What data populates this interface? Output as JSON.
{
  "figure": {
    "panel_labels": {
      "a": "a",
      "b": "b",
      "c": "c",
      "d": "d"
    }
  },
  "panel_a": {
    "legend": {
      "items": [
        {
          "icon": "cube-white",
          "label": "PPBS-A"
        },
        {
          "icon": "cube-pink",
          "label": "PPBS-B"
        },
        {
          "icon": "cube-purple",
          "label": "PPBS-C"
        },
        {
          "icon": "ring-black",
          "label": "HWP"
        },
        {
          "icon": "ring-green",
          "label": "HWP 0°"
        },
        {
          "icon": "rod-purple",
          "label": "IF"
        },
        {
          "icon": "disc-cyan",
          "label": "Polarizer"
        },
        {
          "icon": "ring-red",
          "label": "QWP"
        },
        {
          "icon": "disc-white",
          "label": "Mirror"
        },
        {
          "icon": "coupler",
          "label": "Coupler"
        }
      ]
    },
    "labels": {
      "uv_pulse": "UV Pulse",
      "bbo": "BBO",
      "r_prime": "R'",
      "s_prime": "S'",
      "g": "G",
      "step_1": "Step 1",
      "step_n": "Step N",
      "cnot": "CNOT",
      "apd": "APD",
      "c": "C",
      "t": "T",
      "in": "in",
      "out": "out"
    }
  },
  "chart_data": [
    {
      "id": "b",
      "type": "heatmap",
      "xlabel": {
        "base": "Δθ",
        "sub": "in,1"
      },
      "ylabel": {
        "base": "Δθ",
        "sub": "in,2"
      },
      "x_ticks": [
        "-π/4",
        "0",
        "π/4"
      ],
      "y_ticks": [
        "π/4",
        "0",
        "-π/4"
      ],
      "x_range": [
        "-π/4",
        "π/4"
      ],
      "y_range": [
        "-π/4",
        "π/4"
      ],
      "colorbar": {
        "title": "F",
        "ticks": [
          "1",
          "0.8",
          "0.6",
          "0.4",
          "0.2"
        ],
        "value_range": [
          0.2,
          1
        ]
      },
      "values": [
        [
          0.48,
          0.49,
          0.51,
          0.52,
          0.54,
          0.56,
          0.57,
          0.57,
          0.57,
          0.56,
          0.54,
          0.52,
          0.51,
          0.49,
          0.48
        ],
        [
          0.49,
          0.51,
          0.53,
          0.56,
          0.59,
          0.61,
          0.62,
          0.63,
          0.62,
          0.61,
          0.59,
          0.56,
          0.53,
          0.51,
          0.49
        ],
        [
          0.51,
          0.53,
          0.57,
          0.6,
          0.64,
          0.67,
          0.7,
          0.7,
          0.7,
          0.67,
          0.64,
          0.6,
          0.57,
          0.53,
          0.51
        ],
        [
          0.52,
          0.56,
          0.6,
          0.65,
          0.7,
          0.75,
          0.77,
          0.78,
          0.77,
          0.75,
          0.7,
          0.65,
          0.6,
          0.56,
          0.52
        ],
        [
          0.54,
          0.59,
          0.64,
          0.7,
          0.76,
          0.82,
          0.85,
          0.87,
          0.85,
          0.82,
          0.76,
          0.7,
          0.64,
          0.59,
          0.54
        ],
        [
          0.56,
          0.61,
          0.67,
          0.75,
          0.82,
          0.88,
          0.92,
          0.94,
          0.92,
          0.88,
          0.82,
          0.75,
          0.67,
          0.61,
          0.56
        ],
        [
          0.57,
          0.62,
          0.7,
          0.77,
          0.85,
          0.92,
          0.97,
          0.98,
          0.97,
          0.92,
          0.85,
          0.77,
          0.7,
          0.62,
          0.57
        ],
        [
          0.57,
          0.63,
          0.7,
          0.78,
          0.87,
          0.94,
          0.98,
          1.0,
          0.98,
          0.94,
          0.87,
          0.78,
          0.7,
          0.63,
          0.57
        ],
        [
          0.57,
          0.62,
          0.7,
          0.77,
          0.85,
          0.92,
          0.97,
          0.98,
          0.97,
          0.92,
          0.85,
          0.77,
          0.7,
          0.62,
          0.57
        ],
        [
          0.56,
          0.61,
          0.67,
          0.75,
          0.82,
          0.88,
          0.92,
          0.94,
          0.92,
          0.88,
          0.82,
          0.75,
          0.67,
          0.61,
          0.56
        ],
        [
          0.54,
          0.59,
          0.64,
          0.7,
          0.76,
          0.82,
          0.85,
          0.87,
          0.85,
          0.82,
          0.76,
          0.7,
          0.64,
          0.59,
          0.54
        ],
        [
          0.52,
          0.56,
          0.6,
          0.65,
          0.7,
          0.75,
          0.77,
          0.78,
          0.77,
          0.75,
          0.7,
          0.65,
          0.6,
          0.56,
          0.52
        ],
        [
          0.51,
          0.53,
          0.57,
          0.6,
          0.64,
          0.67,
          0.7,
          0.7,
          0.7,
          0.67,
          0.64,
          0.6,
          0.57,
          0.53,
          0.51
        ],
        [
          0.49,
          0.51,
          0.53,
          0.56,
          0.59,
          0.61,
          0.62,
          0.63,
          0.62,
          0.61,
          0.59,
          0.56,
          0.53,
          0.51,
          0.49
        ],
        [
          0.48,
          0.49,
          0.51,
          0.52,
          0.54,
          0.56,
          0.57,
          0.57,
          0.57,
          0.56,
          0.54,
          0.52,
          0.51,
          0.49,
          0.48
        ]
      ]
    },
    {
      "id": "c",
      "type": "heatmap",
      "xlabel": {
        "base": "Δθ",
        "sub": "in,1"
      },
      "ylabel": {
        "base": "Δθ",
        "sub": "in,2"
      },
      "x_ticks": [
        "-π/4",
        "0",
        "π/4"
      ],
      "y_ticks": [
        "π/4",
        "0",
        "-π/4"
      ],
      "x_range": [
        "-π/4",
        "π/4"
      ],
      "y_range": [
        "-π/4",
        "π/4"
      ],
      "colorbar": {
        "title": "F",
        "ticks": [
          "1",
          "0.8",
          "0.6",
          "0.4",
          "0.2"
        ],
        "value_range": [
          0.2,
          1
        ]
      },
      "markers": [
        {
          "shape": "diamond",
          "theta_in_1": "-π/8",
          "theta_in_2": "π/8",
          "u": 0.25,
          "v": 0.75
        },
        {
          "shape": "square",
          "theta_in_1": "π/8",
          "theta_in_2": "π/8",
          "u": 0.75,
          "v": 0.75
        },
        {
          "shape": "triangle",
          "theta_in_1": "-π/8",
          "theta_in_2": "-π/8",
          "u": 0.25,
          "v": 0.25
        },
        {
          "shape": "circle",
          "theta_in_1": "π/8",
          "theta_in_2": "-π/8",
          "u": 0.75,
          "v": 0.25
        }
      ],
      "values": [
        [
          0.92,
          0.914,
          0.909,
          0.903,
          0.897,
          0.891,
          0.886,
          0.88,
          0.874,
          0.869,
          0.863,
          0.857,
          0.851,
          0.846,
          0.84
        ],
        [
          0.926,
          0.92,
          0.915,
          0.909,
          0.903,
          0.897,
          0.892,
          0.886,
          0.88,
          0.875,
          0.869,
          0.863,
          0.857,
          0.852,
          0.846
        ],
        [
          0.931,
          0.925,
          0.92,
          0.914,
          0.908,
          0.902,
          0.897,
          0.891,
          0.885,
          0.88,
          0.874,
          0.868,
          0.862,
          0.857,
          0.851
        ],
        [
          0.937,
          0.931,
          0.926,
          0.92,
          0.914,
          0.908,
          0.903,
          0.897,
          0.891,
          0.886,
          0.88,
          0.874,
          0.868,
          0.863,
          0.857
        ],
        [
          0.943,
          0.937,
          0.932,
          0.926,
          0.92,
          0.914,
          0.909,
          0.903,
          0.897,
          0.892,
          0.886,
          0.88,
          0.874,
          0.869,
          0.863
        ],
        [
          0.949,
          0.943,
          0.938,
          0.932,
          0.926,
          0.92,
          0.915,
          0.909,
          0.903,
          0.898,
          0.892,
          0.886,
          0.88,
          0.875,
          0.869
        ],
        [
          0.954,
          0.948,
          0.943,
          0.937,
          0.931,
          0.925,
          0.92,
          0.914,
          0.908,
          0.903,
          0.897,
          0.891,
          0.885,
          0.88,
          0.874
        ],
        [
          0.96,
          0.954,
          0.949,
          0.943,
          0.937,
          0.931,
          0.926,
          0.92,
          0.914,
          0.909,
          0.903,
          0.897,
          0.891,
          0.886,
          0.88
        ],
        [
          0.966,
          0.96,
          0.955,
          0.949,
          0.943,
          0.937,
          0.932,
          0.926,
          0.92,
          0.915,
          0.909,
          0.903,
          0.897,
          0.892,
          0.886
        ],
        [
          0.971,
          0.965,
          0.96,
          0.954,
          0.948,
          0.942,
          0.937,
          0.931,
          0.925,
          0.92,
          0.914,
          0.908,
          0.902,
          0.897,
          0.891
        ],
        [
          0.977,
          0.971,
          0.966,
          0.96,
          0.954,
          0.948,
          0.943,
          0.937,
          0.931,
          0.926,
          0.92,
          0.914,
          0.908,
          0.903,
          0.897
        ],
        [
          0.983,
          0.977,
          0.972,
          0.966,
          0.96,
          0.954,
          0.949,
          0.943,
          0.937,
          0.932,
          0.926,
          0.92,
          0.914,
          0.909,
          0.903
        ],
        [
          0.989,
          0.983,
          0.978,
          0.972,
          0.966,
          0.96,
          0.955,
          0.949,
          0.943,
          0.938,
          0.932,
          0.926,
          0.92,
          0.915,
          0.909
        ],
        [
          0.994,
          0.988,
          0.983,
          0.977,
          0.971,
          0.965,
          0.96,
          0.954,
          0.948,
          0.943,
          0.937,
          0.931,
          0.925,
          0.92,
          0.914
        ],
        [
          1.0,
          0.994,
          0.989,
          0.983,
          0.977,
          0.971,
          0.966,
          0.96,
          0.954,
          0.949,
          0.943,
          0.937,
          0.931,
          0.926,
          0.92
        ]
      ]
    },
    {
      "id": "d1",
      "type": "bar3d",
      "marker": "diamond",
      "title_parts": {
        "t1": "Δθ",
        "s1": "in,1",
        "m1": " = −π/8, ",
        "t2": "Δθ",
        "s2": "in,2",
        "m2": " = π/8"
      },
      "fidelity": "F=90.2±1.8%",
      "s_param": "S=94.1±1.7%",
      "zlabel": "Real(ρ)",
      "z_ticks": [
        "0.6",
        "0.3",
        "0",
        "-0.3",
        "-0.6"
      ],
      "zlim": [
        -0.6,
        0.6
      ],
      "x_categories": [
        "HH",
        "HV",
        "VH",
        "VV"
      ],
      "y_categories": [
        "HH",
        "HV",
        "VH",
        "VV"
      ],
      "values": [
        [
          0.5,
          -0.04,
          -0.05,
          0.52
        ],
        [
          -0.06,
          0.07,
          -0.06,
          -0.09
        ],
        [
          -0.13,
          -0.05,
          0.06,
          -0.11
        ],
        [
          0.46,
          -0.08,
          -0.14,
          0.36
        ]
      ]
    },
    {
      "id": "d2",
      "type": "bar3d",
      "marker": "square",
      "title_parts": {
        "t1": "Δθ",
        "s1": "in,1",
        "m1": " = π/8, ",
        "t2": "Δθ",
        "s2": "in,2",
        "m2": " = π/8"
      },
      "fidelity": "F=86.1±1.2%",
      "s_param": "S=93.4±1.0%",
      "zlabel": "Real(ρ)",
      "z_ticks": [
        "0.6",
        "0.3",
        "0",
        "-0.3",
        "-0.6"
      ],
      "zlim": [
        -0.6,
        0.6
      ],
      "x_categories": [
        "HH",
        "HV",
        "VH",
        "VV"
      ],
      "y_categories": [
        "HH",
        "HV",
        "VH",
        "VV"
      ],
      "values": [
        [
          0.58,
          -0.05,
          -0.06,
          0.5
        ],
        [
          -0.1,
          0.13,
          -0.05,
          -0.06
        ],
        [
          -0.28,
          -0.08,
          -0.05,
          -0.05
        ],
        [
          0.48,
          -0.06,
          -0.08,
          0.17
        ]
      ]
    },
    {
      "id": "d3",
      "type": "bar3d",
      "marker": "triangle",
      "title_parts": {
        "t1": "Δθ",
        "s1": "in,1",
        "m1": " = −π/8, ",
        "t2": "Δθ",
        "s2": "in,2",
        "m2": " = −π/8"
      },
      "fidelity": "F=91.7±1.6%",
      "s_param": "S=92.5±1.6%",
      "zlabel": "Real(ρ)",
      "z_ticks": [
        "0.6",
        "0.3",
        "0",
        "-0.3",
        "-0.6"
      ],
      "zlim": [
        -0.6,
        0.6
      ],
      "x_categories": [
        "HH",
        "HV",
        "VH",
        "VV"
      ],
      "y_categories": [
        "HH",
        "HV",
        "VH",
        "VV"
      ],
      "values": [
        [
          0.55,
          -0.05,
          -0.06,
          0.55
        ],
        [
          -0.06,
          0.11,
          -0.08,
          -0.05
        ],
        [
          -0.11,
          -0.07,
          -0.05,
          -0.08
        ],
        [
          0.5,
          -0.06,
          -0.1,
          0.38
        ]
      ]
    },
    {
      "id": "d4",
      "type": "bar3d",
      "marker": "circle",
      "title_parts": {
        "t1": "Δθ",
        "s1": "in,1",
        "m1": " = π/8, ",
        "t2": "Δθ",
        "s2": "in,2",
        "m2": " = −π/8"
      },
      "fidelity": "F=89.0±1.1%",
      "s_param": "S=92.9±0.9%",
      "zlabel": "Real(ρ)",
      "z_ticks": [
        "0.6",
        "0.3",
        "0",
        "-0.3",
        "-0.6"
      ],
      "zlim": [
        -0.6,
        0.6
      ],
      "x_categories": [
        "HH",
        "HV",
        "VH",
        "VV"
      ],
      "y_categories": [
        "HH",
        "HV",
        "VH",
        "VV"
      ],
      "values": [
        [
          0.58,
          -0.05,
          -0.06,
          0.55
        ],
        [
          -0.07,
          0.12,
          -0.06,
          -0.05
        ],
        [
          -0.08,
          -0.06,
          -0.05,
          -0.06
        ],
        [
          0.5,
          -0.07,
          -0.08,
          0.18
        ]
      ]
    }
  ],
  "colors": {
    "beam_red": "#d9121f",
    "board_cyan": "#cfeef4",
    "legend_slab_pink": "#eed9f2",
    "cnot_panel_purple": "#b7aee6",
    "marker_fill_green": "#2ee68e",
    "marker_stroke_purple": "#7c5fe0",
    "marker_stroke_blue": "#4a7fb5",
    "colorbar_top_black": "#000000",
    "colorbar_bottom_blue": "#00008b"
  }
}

● ● ● ● ●

**TASK REQUIREMENTS**
Copy all lines from the entries that contain the word "icon".

**RESULT BELOW**
          "icon": "cube-white",
          "icon": "cube-pink",
          "icon": "cube-purple",
          "icon": "ring-black",
          "icon": "ring-green",
          "icon": "rod-purple",
          "icon": "disc-cyan",
          "icon": "ring-red",
          "icon": "disc-white",
          "icon": "coupler",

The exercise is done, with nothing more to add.